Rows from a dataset
---------------

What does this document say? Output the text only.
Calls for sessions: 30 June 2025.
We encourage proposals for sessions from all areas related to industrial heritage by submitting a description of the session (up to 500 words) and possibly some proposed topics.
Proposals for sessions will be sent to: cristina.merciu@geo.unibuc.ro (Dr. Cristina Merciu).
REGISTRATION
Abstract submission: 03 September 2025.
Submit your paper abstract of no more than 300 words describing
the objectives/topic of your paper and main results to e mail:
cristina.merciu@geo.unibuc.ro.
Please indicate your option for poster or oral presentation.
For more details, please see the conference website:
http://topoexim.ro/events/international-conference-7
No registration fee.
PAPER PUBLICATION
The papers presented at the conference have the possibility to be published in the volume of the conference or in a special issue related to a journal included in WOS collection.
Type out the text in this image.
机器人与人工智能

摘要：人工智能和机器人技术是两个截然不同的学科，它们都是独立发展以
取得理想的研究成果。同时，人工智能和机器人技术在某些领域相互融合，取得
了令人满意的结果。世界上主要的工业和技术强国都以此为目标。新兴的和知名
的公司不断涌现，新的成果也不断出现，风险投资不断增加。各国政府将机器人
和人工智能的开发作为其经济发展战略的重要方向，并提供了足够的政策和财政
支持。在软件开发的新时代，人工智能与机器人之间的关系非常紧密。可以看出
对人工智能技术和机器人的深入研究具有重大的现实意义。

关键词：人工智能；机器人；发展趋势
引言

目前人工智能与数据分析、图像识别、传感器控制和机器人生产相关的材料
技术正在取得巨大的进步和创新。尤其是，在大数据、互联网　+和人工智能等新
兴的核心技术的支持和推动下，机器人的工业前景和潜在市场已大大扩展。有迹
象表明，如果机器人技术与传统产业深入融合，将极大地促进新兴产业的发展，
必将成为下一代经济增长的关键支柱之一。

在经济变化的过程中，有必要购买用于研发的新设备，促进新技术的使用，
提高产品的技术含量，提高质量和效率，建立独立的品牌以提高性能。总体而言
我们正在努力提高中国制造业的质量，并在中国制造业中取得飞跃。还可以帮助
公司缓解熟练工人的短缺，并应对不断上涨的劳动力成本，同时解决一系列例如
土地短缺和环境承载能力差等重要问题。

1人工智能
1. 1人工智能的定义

---------------

## WHAT YOU NEED TO DO:
Show the lines of the data that hold the word "related".

## EXERCISE RESULT:
We encourage proposals for sessions from all areas related to industrial heritage by submitting a description of the session (up to 500 words) and possibly some proposed topics.
The papers presented at the conference have the possibility to be published in the volume of the conference or in a special issue related to a journal included in WOS collection.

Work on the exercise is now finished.